- Written request
Transcribe the records below exactly as they appear.

A block of data:
● ● ●

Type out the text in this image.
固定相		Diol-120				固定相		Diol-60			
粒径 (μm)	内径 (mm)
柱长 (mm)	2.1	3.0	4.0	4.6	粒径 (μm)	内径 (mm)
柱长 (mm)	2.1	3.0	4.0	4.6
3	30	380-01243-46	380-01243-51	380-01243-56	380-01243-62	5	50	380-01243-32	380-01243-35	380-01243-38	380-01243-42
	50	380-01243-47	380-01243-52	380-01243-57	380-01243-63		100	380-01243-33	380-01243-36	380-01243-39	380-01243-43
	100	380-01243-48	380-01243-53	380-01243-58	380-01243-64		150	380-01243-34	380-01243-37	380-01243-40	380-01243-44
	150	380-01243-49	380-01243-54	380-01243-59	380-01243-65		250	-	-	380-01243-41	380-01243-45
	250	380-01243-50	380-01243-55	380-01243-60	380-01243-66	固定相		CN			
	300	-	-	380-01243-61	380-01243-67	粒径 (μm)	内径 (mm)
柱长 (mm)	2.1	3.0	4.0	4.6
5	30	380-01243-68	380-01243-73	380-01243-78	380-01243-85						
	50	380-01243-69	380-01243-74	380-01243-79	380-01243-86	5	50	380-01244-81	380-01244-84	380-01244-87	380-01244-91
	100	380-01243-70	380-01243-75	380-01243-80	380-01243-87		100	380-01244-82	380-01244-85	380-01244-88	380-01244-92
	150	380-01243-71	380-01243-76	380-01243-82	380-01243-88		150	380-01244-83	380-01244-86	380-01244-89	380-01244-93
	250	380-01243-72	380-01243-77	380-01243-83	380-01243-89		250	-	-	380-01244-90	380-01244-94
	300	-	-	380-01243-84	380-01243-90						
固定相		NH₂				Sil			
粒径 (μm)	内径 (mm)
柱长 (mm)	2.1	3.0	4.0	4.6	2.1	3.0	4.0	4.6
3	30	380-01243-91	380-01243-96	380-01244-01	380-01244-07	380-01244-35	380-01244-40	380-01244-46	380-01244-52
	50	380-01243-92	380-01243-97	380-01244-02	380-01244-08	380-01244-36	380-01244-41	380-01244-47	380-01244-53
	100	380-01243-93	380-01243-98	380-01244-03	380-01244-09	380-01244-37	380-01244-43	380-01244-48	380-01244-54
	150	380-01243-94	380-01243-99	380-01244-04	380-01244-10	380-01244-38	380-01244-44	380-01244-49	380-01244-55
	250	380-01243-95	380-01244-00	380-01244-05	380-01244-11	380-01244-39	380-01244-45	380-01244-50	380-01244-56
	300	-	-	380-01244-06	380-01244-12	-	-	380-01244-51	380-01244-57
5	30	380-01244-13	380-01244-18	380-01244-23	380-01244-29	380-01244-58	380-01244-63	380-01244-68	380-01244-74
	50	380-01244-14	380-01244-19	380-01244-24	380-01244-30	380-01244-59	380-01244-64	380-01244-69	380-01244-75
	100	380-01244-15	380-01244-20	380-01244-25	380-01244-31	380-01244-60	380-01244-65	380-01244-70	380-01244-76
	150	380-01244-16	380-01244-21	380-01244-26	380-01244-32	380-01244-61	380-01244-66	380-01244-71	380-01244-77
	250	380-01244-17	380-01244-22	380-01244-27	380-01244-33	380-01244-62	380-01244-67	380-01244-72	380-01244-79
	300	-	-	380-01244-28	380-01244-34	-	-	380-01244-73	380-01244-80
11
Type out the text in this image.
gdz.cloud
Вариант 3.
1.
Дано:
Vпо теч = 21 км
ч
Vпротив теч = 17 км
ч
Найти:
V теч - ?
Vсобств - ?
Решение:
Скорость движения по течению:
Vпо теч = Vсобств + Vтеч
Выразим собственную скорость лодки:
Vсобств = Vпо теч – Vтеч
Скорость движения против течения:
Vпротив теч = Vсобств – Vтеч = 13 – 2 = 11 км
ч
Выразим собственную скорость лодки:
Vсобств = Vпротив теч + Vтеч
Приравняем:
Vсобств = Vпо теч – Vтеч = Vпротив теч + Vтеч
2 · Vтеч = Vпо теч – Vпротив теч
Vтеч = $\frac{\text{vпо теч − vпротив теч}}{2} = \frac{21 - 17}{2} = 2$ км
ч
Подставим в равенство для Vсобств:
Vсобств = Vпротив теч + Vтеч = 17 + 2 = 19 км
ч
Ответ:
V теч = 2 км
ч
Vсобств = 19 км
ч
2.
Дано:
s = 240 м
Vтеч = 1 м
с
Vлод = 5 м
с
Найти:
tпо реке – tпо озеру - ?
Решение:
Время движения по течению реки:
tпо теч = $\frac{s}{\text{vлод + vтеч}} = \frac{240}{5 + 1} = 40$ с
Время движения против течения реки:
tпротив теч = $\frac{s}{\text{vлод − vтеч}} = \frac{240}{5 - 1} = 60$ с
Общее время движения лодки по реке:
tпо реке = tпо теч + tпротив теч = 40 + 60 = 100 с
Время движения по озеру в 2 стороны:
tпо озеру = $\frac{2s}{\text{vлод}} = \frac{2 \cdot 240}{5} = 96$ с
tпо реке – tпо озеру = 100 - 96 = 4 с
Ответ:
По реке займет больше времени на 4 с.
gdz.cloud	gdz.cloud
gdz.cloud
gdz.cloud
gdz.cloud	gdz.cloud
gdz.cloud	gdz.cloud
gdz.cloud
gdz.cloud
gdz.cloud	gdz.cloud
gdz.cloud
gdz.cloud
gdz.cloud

● ● ●

- Answer in full
Type out the text in this image.
固定相		Diol-120				固定相		Diol-60			
粒径 (μm)	内径 (mm)
柱长 (mm)	2.1	3.0	4.0	4.6	粒径 (μm)	内径 (mm)
柱长 (mm)	2.1	3.0	4.0	4.6
3	30	380-01243-46	380-01243-51	380-01243-56	380-01243-62	5	50	380-01243-32	380-01243-35	380-01243-38	380-01243-42
	50	380-01243-47	380-01243-52	380-01243-57	380-01243-63		100	380-01243-33	380-01243-36	380-01243-39	380-01243-43
	100	380-01243-48	380-01243-53	380-01243-58	380-01243-64		150	380-01243-34	380-01243-37	380-01243-40	380-01243-44
	150	380-01243-49	380-01243-54	380-01243-59	380-01243-65		250	-	-	380-01243-41	380-01243-45
	250	380-01243-50	380-01243-55	380-01243-60	380-01243-66	固定相		CN			
	300	-	-	380-01243-61	380-01243-67	粒径 (μm)	内径 (mm)
柱长 (mm)	2.1	3.0	4.0	4.6
5	30	380-01243-68	380-01243-73	380-01243-78	380-01243-85						
	50	380-01243-69	380-01243-74	380-01243-79	380-01243-86	5	50	380-01244-81	380-01244-84	380-01244-87	380-01244-91
	100	380-01243-70	380-01243-75	380-01243-80	380-01243-87		100	380-01244-82	380-01244-85	380-01244-88	380-01244-92
	150	380-01243-71	380-01243-76	380-01243-82	380-01243-88		150	380-01244-83	380-01244-86	380-01244-89	380-01244-93
	250	380-01243-72	380-01243-77	380-01243-83	380-01243-89		250	-	-	380-01244-90	380-01244-94
	300	-	-	380-01243-84	380-01243-90						
固定相		NH₂				Sil			
粒径 (μm)	内径 (mm)
柱长 (mm)	2.1	3.0	4.0	4.6	2.1	3.0	4.0	4.6
3	30	380-01243-91	380-01243-96	380-01244-01	380-01244-07	380-01244-35	380-01244-40	380-01244-46	380-01244-52
	50	380-01243-92	380-01243-97	380-01244-02	380-01244-08	380-01244-36	380-01244-41	380-01244-47	380-01244-53
	100	380-01243-93	380-01243-98	380-01244-03	380-01244-09	380-01244-37	380-01244-43	380-01244-48	380-01244-54
	150	380-01243-94	380-01243-99	380-01244-04	380-01244-10	380-01244-38	380-01244-44	380-01244-49	380-01244-55
	250	380-01243-95	380-01244-00	380-01244-05	380-01244-11	380-01244-39	380-01244-45	380-01244-50	380-01244-56
	300	-	-	380-01244-06	380-01244-12	-	-	380-01244-51	380-01244-57
5	30	380-01244-13	380-01244-18	380-01244-23	380-01244-29	380-01244-58	380-01244-63	380-01244-68	380-01244-74
	50	380-01244-14	380-01244-19	380-01244-24	380-01244-30	380-01244-59	380-01244-64	380-01244-69	380-01244-75
	100	380-01244-15	380-01244-20	380-01244-25	380-01244-31	380-01244-60	380-01244-65	380-01244-70	380-01244-76
	150	380-01244-16	380-01244-21	380-01244-26	380-01244-32	380-01244-61	380-01244-66	380-01244-71	380-01244-77
	250	380-01244-17	380-01244-22	380-01244-27	380-01244-33	380-01244-62	380-01244-67	380-01244-72	380-01244-79
	300	-	-	380-01244-28	380-01244-34	-	-	380-01244-73	380-01244-80
11
Type out the text in this image.
gdz.cloud
Вариант 3.
1.
Дано:
Vпо теч = 21 км
ч
Vпротив теч = 17 км
ч
Найти:
V теч - ?
Vсобств - ?
Решение:
Скорость движения по течению:
Vпо теч = Vсобств + Vтеч
Выразим собственную скорость лодки:
Vсобств = Vпо теч – Vтеч
Скорость движения против течения:
Vпротив теч = Vсобств – Vтеч = 13 – 2 = 11 км
ч
Выразим собственную скорость лодки:
Vсобств = Vпротив теч + Vтеч
Приравняем:
Vсобств = Vпо теч – Vтеч = Vпротив теч + Vтеч
2 · Vтеч = Vпо теч – Vпротив теч
Vтеч = $\frac{\text{vпо теч − vпротив теч}}{2} = \frac{21 - 17}{2} = 2$ км
ч
Подставим в равенство для Vсобств:
Vсобств = Vпротив теч + Vтеч = 17 + 2 = 19 км
ч
Ответ:
V теч = 2 км
ч
Vсобств = 19 км
ч
2.
Дано:
s = 240 м
Vтеч = 1 м
с
Vлод = 5 м
с
Найти:
tпо реке – tпо озеру - ?
Решение:
Время движения по течению реки:
tпо теч = $\frac{s}{\text{vлод + vтеч}} = \frac{240}{5 + 1} = 40$ с
Время движения против течения реки:
tпротив теч = $\frac{s}{\text{vлод − vтеч}} = \frac{240}{5 - 1} = 60$ с
Общее время движения лодки по реке:
tпо реке = tпо теч + tпротив теч = 40 + 60 = 100 с
Время движения по озеру в 2 стороны:
tпо озеру = $\frac{2s}{\text{vлод}} = \frac{2 \cdot 240}{5} = 96$ с
tпо реке – tпо озеру = 100 - 96 = 4 с
Ответ:
По реке займет больше времени на 4 с.
gdz.cloud	gdz.cloud
gdz.cloud
gdz.cloud
gdz.cloud	gdz.cloud
gdz.cloud	gdz.cloud
gdz.cloud
gdz.cloud
gdz.cloud	gdz.cloud
gdz.cloud
gdz.cloud
gdz.cloud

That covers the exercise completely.